### To be done:
Produce a word-for-word copy of the listing below without its pictures.

### Available records:

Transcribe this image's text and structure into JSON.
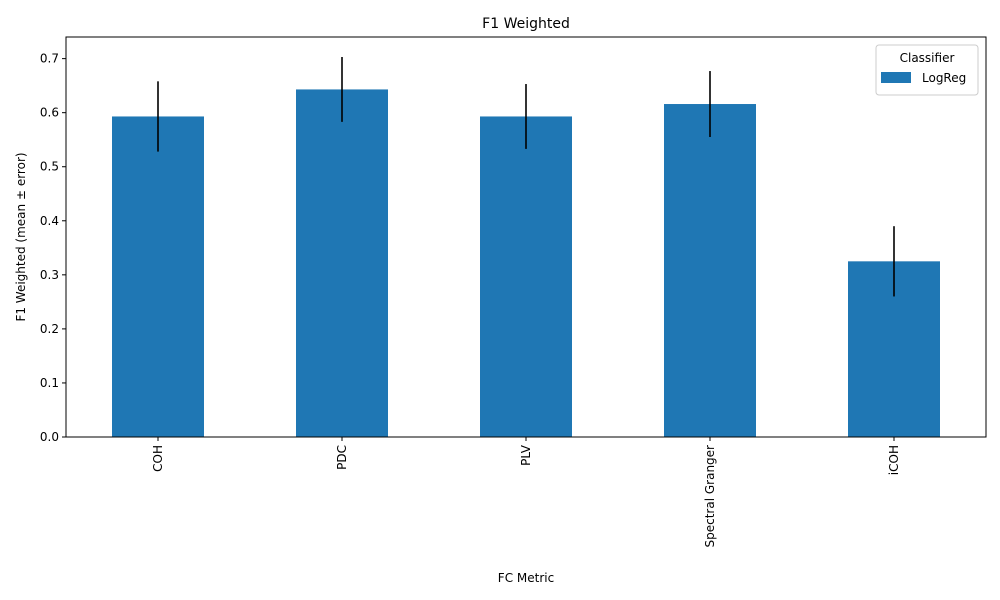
{
  "chart_data": {
    "type": "bar",
    "title": "F1 Weighted",
    "xlabel": "FC Metric",
    "ylabel": "F1 Weighted (mean ± error)",
    "categories": [
      "COH",
      "PDC",
      "PLV",
      "Spectral Granger",
      "iCOH"
    ],
    "series": [
      {
        "name": "LogReg",
        "color": "#1f77b4",
        "values": [
          0.593,
          0.643,
          0.593,
          0.616,
          0.325
        ],
        "errors": [
          0.065,
          0.06,
          0.06,
          0.061,
          0.065
        ]
      }
    ],
    "ylim": [
      0,
      0.74
    ],
    "yticks": [
      "0.0",
      "0.1",
      "0.2",
      "0.3",
      "0.4",
      "0.5",
      "0.6",
      "0.7"
    ],
    "grid": false,
    "legend": {
      "title": "Classifier",
      "position": "top-right"
    },
    "error_bar_color": "#000000"
  }
}
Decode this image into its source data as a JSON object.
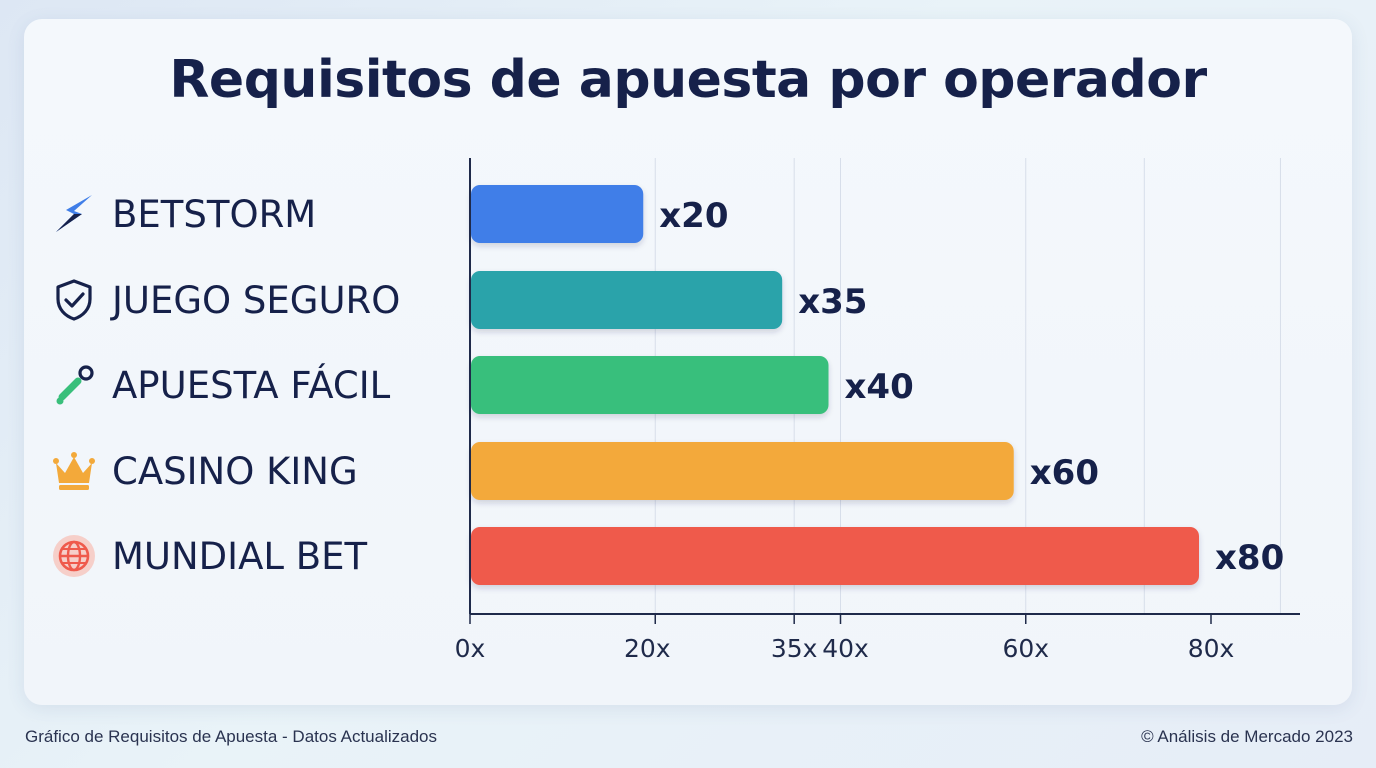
{
  "chart_data": {
    "type": "bar",
    "orientation": "horizontal",
    "title": "Requisitos de apuesta por operador",
    "categories": [
      "BETSTORM",
      "JUEGO SEGURO",
      "APUESTA FÁCIL",
      "CASINO KING",
      "MUNDIAL BET"
    ],
    "values": [
      20,
      35,
      40,
      60,
      80
    ],
    "data_labels": [
      "x20",
      "x35",
      "x40",
      "x60",
      "x80"
    ],
    "category_icons": [
      "lightning-icon",
      "shield-check-icon",
      "pen-link-icon",
      "crown-icon",
      "globe-icon"
    ],
    "bar_colors": [
      "#3f7ee8",
      "#29a3aa",
      "#39bf7b",
      "#f3a93a",
      "#ef5a4c"
    ],
    "xticks": [
      0,
      20,
      35,
      40,
      60,
      80
    ],
    "xtick_labels": [
      "0x",
      "20x",
      "35x",
      "40x",
      "60x",
      "80x"
    ],
    "xlim": [
      0,
      90
    ],
    "xlabel": "",
    "ylabel": "",
    "grid": "vertical",
    "legend": "none"
  },
  "footer": {
    "left": "Gráfico de Requisitos de Apuesta - Datos Actualizados",
    "right": "© Análisis de Mercado 2023"
  },
  "colors": {
    "title": "#16214a",
    "axis": "#1f2a4a",
    "grid": "#d7deea"
  }
}
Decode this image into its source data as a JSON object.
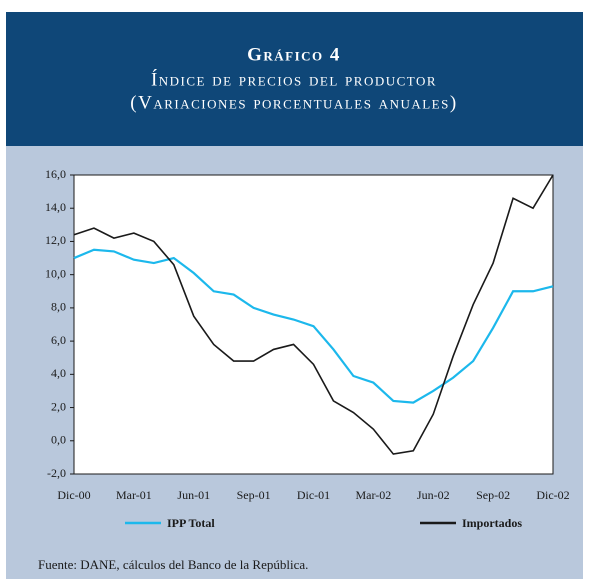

### Complete response:
Transcribe this image's text and structure into JSON.
{
  "chart_data": {
    "type": "bar",
    "title": "F1 Weighted",
    "xlabel": "FC Metric",
    "ylabel": "F1 Weighted (mean ± error)",
    "categories": [
      "COH",
      "PDC",
      "PLV",
      "Spectral Granger",
      "iCOH"
    ],
    "series": [
      {
        "name": "LogReg",
        "color": "#1f77b4",
        "values": [
          0.593,
          0.643,
          0.593,
          0.616,
          0.325
        ],
        "errors": [
          0.065,
          0.06,
          0.06,
          0.061,
          0.065
        ]
      }
    ],
    "ylim": [
      0,
      0.74
    ],
    "yticks": [
      "0.0",
      "0.1",
      "0.2",
      "0.3",
      "0.4",
      "0.5",
      "0.6",
      "0.7"
    ],
    "grid": false,
    "legend": {
      "title": "Classifier",
      "position": "top-right"
    },
    "error_bar_color": "#000000"
  }
}
Decode this image into its source data as a JSON object.
{
  "chart_data": {
    "type": "bar",
    "orientation": "horizontal",
    "title": "Requisitos de apuesta por operador",
    "categories": [
      "BETSTORM",
      "JUEGO SEGURO",
      "APUESTA FÁCIL",
      "CASINO KING",
      "MUNDIAL BET"
    ],
    "values": [
      20,
      35,
      40,
      60,
      80
    ],
    "data_labels": [
      "x20",
      "x35",
      "x40",
      "x60",
      "x80"
    ],
    "category_icons": [
      "lightning-icon",
      "shield-check-icon",
      "pen-link-icon",
      "crown-icon",
      "globe-icon"
    ],
    "bar_colors": [
      "#3f7ee8",
      "#29a3aa",
      "#39bf7b",
      "#f3a93a",
      "#ef5a4c"
    ],
    "xticks": [
      0,
      20,
      35,
      40,
      60,
      80
    ],
    "xtick_labels": [
      "0x",
      "20x",
      "35x",
      "40x",
      "60x",
      "80x"
    ],
    "xlim": [
      0,
      90
    ],
    "xlabel": "",
    "ylabel": "",
    "grid": "vertical",
    "legend": "none"
  },
  "footer": {
    "left": "Gráfico de Requisitos de Apuesta - Datos Actualizados",
    "right": "© Análisis de Mercado 2023"
  },
  "colors": {
    "title": "#16214a",
    "axis": "#1f2a4a",
    "grid": "#d7deea"
  }
}
Decode this image into its source data as a JSON object.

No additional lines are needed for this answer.